Work to complete
Copy out every record below, word for word.
"""
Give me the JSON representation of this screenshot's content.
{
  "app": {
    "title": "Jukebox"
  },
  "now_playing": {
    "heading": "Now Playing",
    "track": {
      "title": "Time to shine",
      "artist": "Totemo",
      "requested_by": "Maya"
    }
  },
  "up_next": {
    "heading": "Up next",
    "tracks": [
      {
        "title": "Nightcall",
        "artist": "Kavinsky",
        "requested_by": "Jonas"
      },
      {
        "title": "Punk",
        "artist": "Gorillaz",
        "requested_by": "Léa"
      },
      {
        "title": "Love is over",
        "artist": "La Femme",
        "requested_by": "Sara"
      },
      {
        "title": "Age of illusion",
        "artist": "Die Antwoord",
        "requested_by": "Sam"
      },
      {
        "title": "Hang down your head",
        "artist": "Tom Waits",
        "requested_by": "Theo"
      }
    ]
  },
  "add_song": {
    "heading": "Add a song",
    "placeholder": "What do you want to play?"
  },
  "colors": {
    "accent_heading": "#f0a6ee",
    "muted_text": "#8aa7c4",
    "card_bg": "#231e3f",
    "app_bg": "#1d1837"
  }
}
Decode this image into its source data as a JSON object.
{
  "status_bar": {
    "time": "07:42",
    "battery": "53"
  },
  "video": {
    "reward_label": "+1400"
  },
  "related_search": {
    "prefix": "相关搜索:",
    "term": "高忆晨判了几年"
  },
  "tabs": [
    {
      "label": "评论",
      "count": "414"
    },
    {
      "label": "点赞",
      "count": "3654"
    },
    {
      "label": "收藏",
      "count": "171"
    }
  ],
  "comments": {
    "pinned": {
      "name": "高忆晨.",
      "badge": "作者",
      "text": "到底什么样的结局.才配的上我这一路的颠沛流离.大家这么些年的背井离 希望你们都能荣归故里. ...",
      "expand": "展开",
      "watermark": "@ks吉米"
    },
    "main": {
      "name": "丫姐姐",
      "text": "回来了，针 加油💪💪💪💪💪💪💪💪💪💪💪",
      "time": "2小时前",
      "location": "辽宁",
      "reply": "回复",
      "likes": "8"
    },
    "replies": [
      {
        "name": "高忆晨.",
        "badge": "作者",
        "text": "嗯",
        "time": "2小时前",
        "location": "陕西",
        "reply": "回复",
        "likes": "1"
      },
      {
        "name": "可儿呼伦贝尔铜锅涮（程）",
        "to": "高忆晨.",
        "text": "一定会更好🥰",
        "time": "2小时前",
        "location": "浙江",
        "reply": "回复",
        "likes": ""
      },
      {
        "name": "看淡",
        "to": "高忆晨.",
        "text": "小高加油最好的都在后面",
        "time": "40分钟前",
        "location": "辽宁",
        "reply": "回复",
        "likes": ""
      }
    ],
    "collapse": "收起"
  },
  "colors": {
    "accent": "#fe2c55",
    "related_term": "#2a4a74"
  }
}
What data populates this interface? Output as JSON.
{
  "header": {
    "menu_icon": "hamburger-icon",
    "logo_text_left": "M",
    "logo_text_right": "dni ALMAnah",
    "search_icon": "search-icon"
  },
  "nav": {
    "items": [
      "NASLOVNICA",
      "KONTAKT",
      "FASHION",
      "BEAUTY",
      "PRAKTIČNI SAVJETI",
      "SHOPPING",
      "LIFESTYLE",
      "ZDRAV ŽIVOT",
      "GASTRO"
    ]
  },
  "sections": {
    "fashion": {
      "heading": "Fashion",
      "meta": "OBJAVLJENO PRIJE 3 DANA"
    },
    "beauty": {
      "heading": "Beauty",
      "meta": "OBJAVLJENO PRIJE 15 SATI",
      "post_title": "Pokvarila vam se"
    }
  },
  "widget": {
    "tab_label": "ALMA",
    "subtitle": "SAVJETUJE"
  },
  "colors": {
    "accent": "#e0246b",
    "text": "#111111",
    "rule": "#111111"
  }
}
"""
Response to this exercise
Give me the JSON representation of this screenshot's content.
{
  "app": {
    "title": "Jukebox"
  },
  "now_playing": {
    "heading": "Now Playing",
    "track": {
      "title": "Time to shine",
      "artist": "Totemo",
      "requested_by": "Maya"
    }
  },
  "up_next": {
    "heading": "Up next",
    "tracks": [
      {
        "title": "Nightcall",
        "artist": "Kavinsky",
        "requested_by": "Jonas"
      },
      {
        "title": "Punk",
        "artist": "Gorillaz",
        "requested_by": "Léa"
      },
      {
        "title": "Love is over",
        "artist": "La Femme",
        "requested_by": "Sara"
      },
      {
        "title": "Age of illusion",
        "artist": "Die Antwoord",
        "requested_by": "Sam"
      },
      {
        "title": "Hang down your head",
        "artist": "Tom Waits",
        "requested_by": "Theo"
      }
    ]
  },
  "add_song": {
    "heading": "Add a song",
    "placeholder": "What do you want to play?"
  },
  "colors": {
    "accent_heading": "#f0a6ee",
    "muted_text": "#8aa7c4",
    "card_bg": "#231e3f",
    "app_bg": "#1d1837"
  }
}
Decode this image into its source data as a JSON object.
{
  "status_bar": {
    "time": "07:42",
    "battery": "53"
  },
  "video": {
    "reward_label": "+1400"
  },
  "related_search": {
    "prefix": "相关搜索:",
    "term": "高忆晨判了几年"
  },
  "tabs": [
    {
      "label": "评论",
      "count": "414"
    },
    {
      "label": "点赞",
      "count": "3654"
    },
    {
      "label": "收藏",
      "count": "171"
    }
  ],
  "comments": {
    "pinned": {
      "name": "高忆晨.",
      "badge": "作者",
      "text": "到底什么样的结局.才配的上我这一路的颠沛流离.大家这么些年的背井离 希望你们都能荣归故里. ...",
      "expand": "展开",
      "watermark": "@ks吉米"
    },
    "main": {
      "name": "丫姐姐",
      "text": "回来了，针 加油💪💪💪💪💪💪💪💪💪💪💪",
      "time": "2小时前",
      "location": "辽宁",
      "reply": "回复",
      "likes": "8"
    },
    "replies": [
      {
        "name": "高忆晨.",
        "badge": "作者",
        "text": "嗯",
        "time": "2小时前",
        "location": "陕西",
        "reply": "回复",
        "likes": "1"
      },
      {
        "name": "可儿呼伦贝尔铜锅涮（程）",
        "to": "高忆晨.",
        "text": "一定会更好🥰",
        "time": "2小时前",
        "location": "浙江",
        "reply": "回复",
        "likes": ""
      },
      {
        "name": "看淡",
        "to": "高忆晨.",
        "text": "小高加油最好的都在后面",
        "time": "40分钟前",
        "location": "辽宁",
        "reply": "回复",
        "likes": ""
      }
    ],
    "collapse": "收起"
  },
  "colors": {
    "accent": "#fe2c55",
    "related_term": "#2a4a74"
  }
}
What data populates this interface? Output as JSON.
{
  "header": {
    "menu_icon": "hamburger-icon",
    "logo_text_left": "M",
    "logo_text_right": "dni ALMAnah",
    "search_icon": "search-icon"
  },
  "nav": {
    "items": [
      "NASLOVNICA",
      "KONTAKT",
      "FASHION",
      "BEAUTY",
      "PRAKTIČNI SAVJETI",
      "SHOPPING",
      "LIFESTYLE",
      "ZDRAV ŽIVOT",
      "GASTRO"
    ]
  },
  "sections": {
    "fashion": {
      "heading": "Fashion",
      "meta": "OBJAVLJENO PRIJE 3 DANA"
    },
    "beauty": {
      "heading": "Beauty",
      "meta": "OBJAVLJENO PRIJE 15 SATI",
      "post_title": "Pokvarila vam se"
    }
  },
  "widget": {
    "tab_label": "ALMA",
    "subtitle": "SAVJETUJE"
  },
  "colors": {
    "accent": "#e0246b",
    "text": "#111111",
    "rule": "#111111"
  }
}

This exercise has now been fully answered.